WHAT IS EXPECTED: Every line containing the word "have" needs to be found and copied.

(Part of a data file)
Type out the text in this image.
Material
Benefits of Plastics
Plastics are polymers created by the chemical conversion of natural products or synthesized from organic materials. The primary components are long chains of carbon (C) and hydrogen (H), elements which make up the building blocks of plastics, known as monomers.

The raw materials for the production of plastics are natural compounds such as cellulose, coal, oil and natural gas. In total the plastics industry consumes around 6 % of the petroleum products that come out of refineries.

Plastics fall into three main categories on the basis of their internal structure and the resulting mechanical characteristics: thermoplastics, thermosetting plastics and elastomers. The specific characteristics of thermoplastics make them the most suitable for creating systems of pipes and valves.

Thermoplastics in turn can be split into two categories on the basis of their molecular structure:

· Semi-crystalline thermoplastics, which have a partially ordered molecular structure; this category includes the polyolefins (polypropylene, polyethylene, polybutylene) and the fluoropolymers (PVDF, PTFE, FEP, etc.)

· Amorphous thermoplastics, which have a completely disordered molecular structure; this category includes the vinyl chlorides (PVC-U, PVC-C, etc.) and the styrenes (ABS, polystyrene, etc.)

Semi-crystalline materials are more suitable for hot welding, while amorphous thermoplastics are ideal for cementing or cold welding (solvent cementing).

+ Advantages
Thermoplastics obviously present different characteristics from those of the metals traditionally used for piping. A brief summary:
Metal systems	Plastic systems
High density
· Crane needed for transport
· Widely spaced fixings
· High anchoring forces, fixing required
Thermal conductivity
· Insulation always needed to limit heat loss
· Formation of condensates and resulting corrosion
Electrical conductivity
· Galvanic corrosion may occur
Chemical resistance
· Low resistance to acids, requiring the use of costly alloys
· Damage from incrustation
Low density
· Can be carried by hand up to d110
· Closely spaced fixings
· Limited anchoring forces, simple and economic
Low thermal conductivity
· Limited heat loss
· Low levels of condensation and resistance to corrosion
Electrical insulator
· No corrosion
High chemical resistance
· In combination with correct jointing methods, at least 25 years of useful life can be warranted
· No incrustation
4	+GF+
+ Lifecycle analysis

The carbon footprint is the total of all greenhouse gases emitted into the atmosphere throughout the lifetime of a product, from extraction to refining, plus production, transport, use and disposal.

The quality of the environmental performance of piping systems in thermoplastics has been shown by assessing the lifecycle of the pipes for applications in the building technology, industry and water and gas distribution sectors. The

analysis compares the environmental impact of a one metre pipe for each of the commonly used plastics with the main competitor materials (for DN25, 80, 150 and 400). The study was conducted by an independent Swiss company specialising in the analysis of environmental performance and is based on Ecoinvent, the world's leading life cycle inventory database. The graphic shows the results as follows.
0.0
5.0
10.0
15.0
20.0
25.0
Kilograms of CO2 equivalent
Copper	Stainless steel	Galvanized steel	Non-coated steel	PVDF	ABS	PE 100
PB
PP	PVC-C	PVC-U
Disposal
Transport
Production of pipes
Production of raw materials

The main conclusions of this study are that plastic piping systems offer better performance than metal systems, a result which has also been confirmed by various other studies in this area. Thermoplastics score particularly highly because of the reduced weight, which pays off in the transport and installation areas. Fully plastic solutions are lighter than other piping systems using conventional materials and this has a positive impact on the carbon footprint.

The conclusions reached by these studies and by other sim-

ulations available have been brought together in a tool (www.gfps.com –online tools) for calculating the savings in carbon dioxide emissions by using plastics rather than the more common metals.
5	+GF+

RESPONSE TO THIS TASK:
· Semi-crystalline thermoplastics, which have a partially ordered molecular structure; this category includes the polyolefins (polypropylene, polyethylene, polybutylene) and the fluoropolymers (PVDF, PTFE, FEP, etc.)
· Amorphous thermoplastics, which have a completely disordered molecular structure; this category includes the vinyl chlorides (PVC-U, PVC-C, etc.) and the styrenes (ABS, polystyrene, etc.)
ulations available have been brought together in a tool (www.gfps.com –online tools) for calculating the savings in carbon dioxide emissions by using plastics rather than the more common metals.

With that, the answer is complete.